*Work instructions:*
Show each line from the listing that includes the word "representation".
======== Data rows
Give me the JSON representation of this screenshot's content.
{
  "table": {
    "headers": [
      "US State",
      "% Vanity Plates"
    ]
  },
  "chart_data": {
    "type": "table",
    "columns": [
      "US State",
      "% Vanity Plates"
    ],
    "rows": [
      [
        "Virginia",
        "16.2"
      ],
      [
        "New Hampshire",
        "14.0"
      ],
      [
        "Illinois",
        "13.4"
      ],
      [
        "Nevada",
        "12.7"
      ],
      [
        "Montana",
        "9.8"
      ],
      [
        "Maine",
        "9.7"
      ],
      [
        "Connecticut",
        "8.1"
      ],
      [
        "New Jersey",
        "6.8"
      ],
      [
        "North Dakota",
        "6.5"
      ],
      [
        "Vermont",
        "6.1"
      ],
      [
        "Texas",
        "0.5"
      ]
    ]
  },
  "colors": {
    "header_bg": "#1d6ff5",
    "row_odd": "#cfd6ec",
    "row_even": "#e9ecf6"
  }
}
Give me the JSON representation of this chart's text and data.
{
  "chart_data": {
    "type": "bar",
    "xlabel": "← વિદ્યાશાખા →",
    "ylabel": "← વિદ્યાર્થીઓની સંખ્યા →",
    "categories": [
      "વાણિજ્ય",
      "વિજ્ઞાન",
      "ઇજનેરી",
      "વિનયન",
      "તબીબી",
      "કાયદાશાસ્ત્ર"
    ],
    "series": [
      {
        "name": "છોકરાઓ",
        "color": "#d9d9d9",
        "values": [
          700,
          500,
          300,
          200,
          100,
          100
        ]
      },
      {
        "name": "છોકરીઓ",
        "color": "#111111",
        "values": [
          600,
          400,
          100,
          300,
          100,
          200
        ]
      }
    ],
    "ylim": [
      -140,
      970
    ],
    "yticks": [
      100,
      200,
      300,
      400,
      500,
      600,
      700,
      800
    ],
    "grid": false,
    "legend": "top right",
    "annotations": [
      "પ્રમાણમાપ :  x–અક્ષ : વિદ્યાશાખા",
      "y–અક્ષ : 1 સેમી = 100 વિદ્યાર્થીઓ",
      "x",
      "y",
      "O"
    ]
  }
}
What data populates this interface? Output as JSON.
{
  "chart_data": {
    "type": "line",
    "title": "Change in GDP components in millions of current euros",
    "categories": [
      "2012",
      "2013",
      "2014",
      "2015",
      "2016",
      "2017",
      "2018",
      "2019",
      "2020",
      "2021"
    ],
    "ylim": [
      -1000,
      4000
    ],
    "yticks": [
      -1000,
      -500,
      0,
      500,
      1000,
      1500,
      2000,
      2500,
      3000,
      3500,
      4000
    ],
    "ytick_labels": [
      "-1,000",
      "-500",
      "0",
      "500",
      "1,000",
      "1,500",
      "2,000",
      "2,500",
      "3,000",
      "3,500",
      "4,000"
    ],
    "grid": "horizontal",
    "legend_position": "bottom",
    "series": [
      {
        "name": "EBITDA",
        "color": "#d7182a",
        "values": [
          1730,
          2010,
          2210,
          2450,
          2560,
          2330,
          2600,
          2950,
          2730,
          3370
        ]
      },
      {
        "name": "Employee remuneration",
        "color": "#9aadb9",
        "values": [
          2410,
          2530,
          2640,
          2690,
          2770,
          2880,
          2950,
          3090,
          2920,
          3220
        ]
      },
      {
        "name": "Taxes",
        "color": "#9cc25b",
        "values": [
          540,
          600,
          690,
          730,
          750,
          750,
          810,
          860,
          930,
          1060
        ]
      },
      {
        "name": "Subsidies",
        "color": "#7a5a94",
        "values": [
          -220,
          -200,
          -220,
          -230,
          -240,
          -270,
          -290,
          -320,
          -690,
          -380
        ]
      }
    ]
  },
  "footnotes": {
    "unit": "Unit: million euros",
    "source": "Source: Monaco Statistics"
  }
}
================
*Task response:*
Give me the JSON representation of this screenshot's content.
Give me the JSON representation of this chart's text and data.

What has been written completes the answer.